> Aim of the exercise:
Where a line contains the word "trái", copy that line in full.

Part of a data file
::::

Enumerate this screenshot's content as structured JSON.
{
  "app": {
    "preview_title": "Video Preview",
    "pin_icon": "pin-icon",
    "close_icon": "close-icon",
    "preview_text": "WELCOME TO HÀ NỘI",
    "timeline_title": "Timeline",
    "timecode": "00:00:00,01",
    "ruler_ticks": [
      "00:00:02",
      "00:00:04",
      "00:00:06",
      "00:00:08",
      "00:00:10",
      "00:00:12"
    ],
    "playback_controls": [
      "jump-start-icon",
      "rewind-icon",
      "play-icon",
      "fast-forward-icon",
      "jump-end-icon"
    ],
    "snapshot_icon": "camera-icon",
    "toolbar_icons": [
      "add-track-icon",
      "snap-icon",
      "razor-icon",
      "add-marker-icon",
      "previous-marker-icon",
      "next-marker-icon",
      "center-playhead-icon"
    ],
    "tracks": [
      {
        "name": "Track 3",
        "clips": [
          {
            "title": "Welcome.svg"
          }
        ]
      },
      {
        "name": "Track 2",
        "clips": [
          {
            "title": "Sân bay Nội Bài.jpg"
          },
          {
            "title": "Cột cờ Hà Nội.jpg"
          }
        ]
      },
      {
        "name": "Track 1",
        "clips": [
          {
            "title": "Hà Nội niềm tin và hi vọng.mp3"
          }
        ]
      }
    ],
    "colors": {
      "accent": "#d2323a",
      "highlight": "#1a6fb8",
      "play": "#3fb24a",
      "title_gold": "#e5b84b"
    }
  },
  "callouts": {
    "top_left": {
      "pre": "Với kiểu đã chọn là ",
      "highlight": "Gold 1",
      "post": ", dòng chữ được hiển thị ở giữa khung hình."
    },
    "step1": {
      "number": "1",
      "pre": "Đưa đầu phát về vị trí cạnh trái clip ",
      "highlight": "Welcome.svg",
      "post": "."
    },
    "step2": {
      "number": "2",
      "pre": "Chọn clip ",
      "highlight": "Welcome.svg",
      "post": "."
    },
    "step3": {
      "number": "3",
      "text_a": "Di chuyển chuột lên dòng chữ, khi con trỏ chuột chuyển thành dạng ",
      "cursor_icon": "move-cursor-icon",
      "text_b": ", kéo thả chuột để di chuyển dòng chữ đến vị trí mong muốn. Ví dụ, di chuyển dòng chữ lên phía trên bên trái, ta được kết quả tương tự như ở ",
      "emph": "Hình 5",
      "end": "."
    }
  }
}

::::

> Expected output:
      "pre": "Đưa đầu phát về vị trí cạnh trái clip ",
      "text_b": ", kéo thả chuột để di chuyển dòng chữ đến vị trí mong muốn. Ví dụ, di chuyển dòng chữ lên phía trên bên trái, ta được kết quả tương tự như ở ",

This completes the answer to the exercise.